Each line below should be quoted exactly, please.

──────── Entries provided

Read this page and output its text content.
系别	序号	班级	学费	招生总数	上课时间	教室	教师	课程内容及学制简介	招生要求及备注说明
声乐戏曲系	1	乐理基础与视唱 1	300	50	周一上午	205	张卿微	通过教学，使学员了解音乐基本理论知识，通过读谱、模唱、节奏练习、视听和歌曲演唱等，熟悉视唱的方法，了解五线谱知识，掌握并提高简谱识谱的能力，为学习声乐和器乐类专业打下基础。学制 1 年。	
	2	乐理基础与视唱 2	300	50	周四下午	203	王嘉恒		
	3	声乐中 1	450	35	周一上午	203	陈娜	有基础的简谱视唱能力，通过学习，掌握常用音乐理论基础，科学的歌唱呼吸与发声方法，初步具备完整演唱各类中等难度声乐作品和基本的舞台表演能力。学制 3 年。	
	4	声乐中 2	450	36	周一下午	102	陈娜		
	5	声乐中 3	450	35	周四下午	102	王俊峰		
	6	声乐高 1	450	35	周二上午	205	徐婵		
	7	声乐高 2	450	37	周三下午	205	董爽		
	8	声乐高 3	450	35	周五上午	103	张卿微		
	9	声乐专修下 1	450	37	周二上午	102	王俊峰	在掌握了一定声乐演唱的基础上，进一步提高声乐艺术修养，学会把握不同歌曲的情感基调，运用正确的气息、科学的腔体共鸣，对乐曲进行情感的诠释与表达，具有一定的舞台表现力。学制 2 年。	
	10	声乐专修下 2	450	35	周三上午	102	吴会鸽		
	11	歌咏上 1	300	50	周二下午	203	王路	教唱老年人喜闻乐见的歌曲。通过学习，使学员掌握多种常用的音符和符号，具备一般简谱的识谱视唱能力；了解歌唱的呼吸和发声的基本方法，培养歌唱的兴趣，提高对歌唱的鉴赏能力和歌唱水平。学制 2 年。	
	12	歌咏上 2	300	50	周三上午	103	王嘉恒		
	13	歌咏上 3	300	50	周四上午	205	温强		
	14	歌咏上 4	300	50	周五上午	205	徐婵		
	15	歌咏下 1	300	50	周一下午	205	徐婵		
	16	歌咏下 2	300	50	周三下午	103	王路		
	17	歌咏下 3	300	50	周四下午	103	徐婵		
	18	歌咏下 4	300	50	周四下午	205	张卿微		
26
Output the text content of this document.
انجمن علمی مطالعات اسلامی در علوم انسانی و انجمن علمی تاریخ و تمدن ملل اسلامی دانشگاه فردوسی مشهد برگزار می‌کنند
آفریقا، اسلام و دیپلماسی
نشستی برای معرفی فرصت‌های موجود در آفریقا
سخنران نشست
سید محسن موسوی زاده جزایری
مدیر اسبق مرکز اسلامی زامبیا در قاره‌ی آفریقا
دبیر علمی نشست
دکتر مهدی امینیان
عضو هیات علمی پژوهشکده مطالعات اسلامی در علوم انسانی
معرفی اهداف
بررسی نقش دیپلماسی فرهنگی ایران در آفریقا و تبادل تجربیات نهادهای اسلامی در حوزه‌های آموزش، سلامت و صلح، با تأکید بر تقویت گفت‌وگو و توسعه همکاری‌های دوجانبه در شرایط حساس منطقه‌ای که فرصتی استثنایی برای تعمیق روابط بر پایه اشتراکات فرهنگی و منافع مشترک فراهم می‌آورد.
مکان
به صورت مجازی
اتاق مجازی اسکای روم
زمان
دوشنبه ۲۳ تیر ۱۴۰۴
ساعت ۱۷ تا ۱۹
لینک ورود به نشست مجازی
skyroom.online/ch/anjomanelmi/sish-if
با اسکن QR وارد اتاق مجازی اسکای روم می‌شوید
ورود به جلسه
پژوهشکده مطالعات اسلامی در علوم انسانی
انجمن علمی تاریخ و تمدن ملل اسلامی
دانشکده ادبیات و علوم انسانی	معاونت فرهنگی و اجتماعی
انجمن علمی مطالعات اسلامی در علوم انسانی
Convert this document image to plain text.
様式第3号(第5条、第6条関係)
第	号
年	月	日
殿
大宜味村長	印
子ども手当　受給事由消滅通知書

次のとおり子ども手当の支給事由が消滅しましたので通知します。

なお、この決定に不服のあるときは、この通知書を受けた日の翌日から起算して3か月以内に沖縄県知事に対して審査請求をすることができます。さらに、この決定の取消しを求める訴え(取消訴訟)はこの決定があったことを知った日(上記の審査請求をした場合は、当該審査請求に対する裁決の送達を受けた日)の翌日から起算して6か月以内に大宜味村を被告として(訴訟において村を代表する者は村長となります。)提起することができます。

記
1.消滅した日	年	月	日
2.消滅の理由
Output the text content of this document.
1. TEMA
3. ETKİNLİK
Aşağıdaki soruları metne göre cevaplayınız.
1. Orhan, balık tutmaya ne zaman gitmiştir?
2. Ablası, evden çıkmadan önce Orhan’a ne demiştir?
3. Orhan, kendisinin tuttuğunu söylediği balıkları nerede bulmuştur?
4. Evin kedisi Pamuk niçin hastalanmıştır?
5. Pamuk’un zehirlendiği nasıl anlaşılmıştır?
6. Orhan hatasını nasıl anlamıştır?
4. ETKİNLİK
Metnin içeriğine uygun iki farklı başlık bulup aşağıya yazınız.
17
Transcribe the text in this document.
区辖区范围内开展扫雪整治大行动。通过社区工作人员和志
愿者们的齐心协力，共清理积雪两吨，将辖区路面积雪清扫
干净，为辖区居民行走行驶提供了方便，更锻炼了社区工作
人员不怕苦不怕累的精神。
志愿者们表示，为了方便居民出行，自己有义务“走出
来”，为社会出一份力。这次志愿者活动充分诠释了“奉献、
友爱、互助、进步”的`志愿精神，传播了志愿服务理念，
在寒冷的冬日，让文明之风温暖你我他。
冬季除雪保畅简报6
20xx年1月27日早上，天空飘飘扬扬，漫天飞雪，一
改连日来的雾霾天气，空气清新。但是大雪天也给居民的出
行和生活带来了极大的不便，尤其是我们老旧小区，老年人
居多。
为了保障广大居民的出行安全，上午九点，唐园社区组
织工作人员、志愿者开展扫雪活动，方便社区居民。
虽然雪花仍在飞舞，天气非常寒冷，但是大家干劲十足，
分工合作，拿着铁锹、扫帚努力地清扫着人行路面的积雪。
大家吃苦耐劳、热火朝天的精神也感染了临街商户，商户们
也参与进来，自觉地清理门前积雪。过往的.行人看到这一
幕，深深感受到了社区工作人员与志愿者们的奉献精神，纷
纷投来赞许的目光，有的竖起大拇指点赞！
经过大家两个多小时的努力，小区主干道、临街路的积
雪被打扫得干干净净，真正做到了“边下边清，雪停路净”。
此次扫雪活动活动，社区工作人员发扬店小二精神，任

────────────────

The response
Read this page and output its text content.
系别	序号	班级	学费	招生总数	上课时间	教室	教师	课程内容及学制简介	招生要求及备注说明
声乐戏曲系	1	乐理基础与视唱 1	300	50	周一上午	205	张卿微	通过教学，使学员了解音乐基本理论知识，通过读谱、模唱、节奏练习、视听和歌曲演唱等，熟悉视唱的方法，了解五线谱知识，掌握并提高简谱识谱的能力，为学习声乐和器乐类专业打下基础。学制 1 年。	
	2	乐理基础与视唱 2	300	50	周四下午	203	王嘉恒		
	3	声乐中 1	450	35	周一上午	203	陈娜	有基础的简谱视唱能力，通过学习，掌握常用音乐理论基础，科学的歌唱呼吸与发声方法，初步具备完整演唱各类中等难度声乐作品和基本的舞台表演能力。学制 3 年。	
	4	声乐中 2	450	36	周一下午	102	陈娜		
	5	声乐中 3	450	35	周四下午	102	王俊峰		
	6	声乐高 1	450	35	周二上午	205	徐婵		
	7	声乐高 2	450	37	周三下午	205	董爽		
	8	声乐高 3	450	35	周五上午	103	张卿微		
	9	声乐专修下 1	450	37	周二上午	102	王俊峰	在掌握了一定声乐演唱的基础上，进一步提高声乐艺术修养，学会把握不同歌曲的情感基调，运用正确的气息、科学的腔体共鸣，对乐曲进行情感的诠释与表达，具有一定的舞台表现力。学制 2 年。	
	10	声乐专修下 2	450	35	周三上午	102	吴会鸽		
	11	歌咏上 1	300	50	周二下午	203	王路	教唱老年人喜闻乐见的歌曲。通过学习，使学员掌握多种常用的音符和符号，具备一般简谱的识谱视唱能力；了解歌唱的呼吸和发声的基本方法，培养歌唱的兴趣，提高对歌唱的鉴赏能力和歌唱水平。学制 2 年。	
	12	歌咏上 2	300	50	周三上午	103	王嘉恒		
	13	歌咏上 3	300	50	周四上午	205	温强		
	14	歌咏上 4	300	50	周五上午	205	徐婵		
	15	歌咏下 1	300	50	周一下午	205	徐婵		
	16	歌咏下 2	300	50	周三下午	103	王路		
	17	歌咏下 3	300	50	周四下午	103	徐婵		
	18	歌咏下 4	300	50	周四下午	205	张卿微		
26
Output the text content of this document.
انجمن علمی مطالعات اسلامی در علوم انسانی و انجمن علمی تاریخ و تمدن ملل اسلامی دانشگاه فردوسی مشهد برگزار می‌کنند
آفریقا، اسلام و دیپلماسی
نشستی برای معرفی فرصت‌های موجود در آفریقا
سخنران نشست
سید محسن موسوی زاده جزایری
مدیر اسبق مرکز اسلامی زامبیا در قاره‌ی آفریقا
دبیر علمی نشست
دکتر مهدی امینیان
عضو هیات علمی پژوهشکده مطالعات اسلامی در علوم انسانی
معرفی اهداف
بررسی نقش دیپلماسی فرهنگی ایران در آفریقا و تبادل تجربیات نهادهای اسلامی در حوزه‌های آموزش، سلامت و صلح، با تأکید بر تقویت گفت‌وگو و توسعه همکاری‌های دوجانبه در شرایط حساس منطقه‌ای که فرصتی استثنایی برای تعمیق روابط بر پایه اشتراکات فرهنگی و منافع مشترک فراهم می‌آورد.
مکان
به صورت مجازی
اتاق مجازی اسکای روم
زمان
دوشنبه ۲۳ تیر ۱۴۰۴
ساعت ۱۷ تا ۱۹
لینک ورود به نشست مجازی
skyroom.online/ch/anjomanelmi/sish-if
با اسکن QR وارد اتاق مجازی اسکای روم می‌شوید
ورود به جلسه
پژوهشکده مطالعات اسلامی در علوم انسانی
انجمن علمی تاریخ و تمدن ملل اسلامی
دانشکده ادبیات و علوم انسانی	معاونت فرهنگی و اجتماعی
انجمن علمی مطالعات اسلامی در علوم انسانی
Convert this document image to plain text.
様式第3号(第5条、第6条関係)
第	号
年	月	日
殿
大宜味村長	印
子ども手当　受給事由消滅通知書

次のとおり子ども手当の支給事由が消滅しましたので通知します。

なお、この決定に不服のあるときは、この通知書を受けた日の翌日から起算して3か月以内に沖縄県知事に対して審査請求をすることができます。さらに、この決定の取消しを求める訴え(取消訴訟)はこの決定があったことを知った日(上記の審査請求をした場合は、当該審査請求に対する裁決の送達を受けた日)の翌日から起算して6か月以内に大宜味村を被告として(訴訟において村を代表する者は村長となります。)提起することができます。

記
1.消滅した日	年	月	日
2.消滅の理由
Output the text content of this document.
1. TEMA
3. ETKİNLİK
Aşağıdaki soruları metne göre cevaplayınız.
1. Orhan, balık tutmaya ne zaman gitmiştir?
2. Ablası, evden çıkmadan önce Orhan’a ne demiştir?
3. Orhan, kendisinin tuttuğunu söylediği balıkları nerede bulmuştur?
4. Evin kedisi Pamuk niçin hastalanmıştır?
5. Pamuk’un zehirlendiği nasıl anlaşılmıştır?
6. Orhan hatasını nasıl anlamıştır?
4. ETKİNLİK
Metnin içeriğine uygun iki farklı başlık bulup aşağıya yazınız.
17
Transcribe the text in this document.
区辖区范围内开展扫雪整治大行动。通过社区工作人员和志
愿者们的齐心协力，共清理积雪两吨，将辖区路面积雪清扫
干净，为辖区居民行走行驶提供了方便，更锻炼了社区工作
人员不怕苦不怕累的精神。
志愿者们表示，为了方便居民出行，自己有义务“走出
来”，为社会出一份力。这次志愿者活动充分诠释了“奉献、
友爱、互助、进步”的`志愿精神，传播了志愿服务理念，
在寒冷的冬日，让文明之风温暖你我他。
冬季除雪保畅简报6
20xx年1月27日早上，天空飘飘扬扬，漫天飞雪，一
改连日来的雾霾天气，空气清新。但是大雪天也给居民的出
行和生活带来了极大的不便，尤其是我们老旧小区，老年人
居多。
为了保障广大居民的出行安全，上午九点，唐园社区组
织工作人员、志愿者开展扫雪活动，方便社区居民。
虽然雪花仍在飞舞，天气非常寒冷，但是大家干劲十足，
分工合作，拿着铁锹、扫帚努力地清扫着人行路面的积雪。
大家吃苦耐劳、热火朝天的精神也感染了临街商户，商户们
也参与进来，自觉地清理门前积雪。过往的.行人看到这一
幕，深深感受到了社区工作人员与志愿者们的奉献精神，纷
纷投来赞许的目光，有的竖起大拇指点赞！
经过大家两个多小时的努力，小区主干道、临街路的积
雪被打扫得干干净净，真正做到了“边下边清，雪停路净”。
此次扫雪活动活动，社区工作人员发扬店小二精神，任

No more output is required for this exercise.